▸ **SELECTED PASSAGE**

::::::::

You have to hand it to Harry Reid. He has put Mitt Romney in a corner that he can’t get out of. As long as Reid doesn’t back down–and so far he hasn’t–Romney is damned if he does and damned if he doesn’t. If Mitt gives in and releases his tax returns for the past ten years, the media and the Obama campaign will tear them apart to find out what he’s hiding. If Mitt continues to stonewall the speculation will continue to grow and overwhelm his campaign and the upcoming Republican Convention.

Chris Cillizza and Aaron Blake wrote about Romney’s “Harry Reid Problem” this morning.

At its root, the problem for Romney on this matter is that he and Reid are simply not playing by the same set of rules. Here’s why.

1. Reid isn’t up for re-election until 2016 (if he even decides to run again, since he will be 76 years old that year). 2. His allegation against Romney only strengthens his hand among his Democratic colleagues — in and out of the Senate. 3. He’s not running for president and, therefore, isn’t subject to the same sort of transparency demands that Romney is. 4. He’s far less well-known than Romney, meaning that by engaging Reid, the Republican presidential nominee is punching down in a big way.

“He’s fearless and shameless,” said Jon Ralston, the leading political journalist in the state of Nevada and a man who has watched Reid’s career closely. “The most dangerous man is one who does not care.”

The shaming of Reid, which is clearly what Republicans — Romney included — are now set on doing, then, likely won’t work. Several close Reid allies insist he simply will never reveal the alleged source of the Romney tax information and, they argue, politically speaking he won’t ever have to, since the allegation — as we noted above — does little harm to Reid’s political career.

In politics, a charge unanswered is a charge believed. It’s why Massachusetts Sen. John Kerry’s (D) slow response to charges regarding his service in Vietnam — allegations Kerry clearly believed were beneath contempt — wound up playing a major role in his defeat in the 2004 presidential election.

“I just believe that this hurts Romney more,” said one senior Republican strategist who follows Nevada politics closely. “If he doesn’t produce his tax returns, this will probably continue. If he finally relents, then Reid just says ‘thank you.’”

So far, the Romney campaign response to Reid’s accusations has not been impressive. Yesterday, Reid’s accusation was the talk of the Sunday shows. RNC Chairman Reince Priebus called Reid a “dirty liar,” and this morning he said he’s not a bit regretful.

RNC Chairman Reince Priebus said Monday he would “triple down” on his charge that Senate Majority Leader Harry Reid is a “dirty liar” and said the GOP won’t allow Democrats to “manufacture stories” and “steal an election.”

“There’s no triple down in blackjack, but I’ll triple down on my comments yesterday,” Priebus said on “Fox & Friends,” referring to the epithet he first leveled Sunday on ABC’s “This Week.”

“It’s amazing to me that there can be any honor in a position that he holds, that he’s degraded so far down the tubes, Priebus continued. “It is what it is. He’s a dirty liar, and we’re moving on.”

Reince might be moving on, but no one else is. Yesterday, Lindsey Graham said that Reid is “making things up.”

Republican Sen. Lindsey Graham strongly took issue with Senate Majority Leader Harry Reid’s accusations that Mitt Romney has not paid taxes in 10 years, saying Sunday that the Democratic leader was “lying.”

::::::::

▸ **DATA TO USE**
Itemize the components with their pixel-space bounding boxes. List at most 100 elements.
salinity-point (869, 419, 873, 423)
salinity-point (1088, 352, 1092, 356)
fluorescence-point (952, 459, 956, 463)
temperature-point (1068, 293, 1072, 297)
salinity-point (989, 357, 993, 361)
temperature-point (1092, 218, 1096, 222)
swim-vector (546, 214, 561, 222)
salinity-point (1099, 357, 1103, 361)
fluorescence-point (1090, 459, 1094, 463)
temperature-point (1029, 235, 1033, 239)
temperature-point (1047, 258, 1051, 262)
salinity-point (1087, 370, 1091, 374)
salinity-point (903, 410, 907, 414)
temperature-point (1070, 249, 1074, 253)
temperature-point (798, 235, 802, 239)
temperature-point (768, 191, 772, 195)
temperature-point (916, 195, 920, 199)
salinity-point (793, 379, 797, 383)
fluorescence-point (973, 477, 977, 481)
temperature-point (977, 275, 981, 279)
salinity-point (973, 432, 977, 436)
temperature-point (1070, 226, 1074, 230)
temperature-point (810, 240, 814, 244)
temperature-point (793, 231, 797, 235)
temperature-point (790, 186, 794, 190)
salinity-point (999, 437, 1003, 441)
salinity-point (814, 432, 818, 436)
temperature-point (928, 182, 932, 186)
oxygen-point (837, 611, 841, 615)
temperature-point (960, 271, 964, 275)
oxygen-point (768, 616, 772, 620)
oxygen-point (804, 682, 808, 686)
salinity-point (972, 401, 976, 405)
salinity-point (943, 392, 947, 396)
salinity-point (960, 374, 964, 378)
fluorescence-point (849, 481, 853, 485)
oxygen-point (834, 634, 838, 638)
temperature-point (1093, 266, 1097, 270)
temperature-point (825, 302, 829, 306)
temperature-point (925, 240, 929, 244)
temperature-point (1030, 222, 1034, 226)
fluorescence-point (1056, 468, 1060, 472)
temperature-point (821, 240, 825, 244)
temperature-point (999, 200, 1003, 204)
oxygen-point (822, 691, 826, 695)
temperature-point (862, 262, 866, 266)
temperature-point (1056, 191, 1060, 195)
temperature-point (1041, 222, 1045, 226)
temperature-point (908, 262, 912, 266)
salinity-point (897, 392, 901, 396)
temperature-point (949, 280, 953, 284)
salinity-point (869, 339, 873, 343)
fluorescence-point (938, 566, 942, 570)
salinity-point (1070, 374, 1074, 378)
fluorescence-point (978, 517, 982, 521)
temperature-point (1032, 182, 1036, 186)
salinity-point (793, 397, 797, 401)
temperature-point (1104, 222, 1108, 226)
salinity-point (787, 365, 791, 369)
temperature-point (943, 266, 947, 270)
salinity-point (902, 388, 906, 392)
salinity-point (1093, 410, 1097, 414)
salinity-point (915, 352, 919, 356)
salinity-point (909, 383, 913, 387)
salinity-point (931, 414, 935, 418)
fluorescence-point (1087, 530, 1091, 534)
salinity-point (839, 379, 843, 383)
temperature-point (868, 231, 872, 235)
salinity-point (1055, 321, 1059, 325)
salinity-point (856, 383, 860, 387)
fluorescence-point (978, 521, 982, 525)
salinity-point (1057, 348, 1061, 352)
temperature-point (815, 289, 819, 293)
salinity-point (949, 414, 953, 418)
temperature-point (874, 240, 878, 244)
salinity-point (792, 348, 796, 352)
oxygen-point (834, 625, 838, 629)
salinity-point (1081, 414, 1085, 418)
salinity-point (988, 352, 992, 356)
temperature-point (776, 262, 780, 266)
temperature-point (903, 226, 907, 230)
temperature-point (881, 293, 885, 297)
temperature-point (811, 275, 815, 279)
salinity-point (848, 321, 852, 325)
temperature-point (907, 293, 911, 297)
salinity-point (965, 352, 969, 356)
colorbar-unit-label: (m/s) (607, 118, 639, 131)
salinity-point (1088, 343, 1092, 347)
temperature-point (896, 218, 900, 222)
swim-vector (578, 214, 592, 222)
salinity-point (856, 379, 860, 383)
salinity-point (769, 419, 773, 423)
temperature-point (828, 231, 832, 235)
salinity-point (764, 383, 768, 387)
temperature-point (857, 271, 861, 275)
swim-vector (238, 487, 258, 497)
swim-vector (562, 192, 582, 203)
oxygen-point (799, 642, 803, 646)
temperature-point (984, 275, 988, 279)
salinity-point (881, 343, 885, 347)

::::::::

▸ **PROBLEMS TO WORK ON**
1. In the passage on Harry Reid and Mitt Romney, who called Reid a "dirty liar"?
2. Rewrite the rows starting at the first row and ending at the row that contains "fluorescence-point (1090, 459, 1094, 463)", replacing "temperature-point" with "temp-point" and leaving everything else the same.
The passage and the rows have no connection to each other.

▸ **SOLUTIONS TO THE EXERCISE**
1. RNC Chairman Reince Priebus.

2.
Itemize the components with their pixel-space bounding boxes. List at most 100 elements.
salinity-point (869, 419, 873, 423)
salinity-point (1088, 352, 1092, 356)
fluorescence-point (952, 459, 956, 463)
temp-point (1068, 293, 1072, 297)
salinity-point (989, 357, 993, 361)
temp-point (1092, 218, 1096, 222)
swim-vector (546, 214, 561, 222)
salinity-point (1099, 357, 1103, 361)
fluorescence-point (1090, 459, 1094, 463)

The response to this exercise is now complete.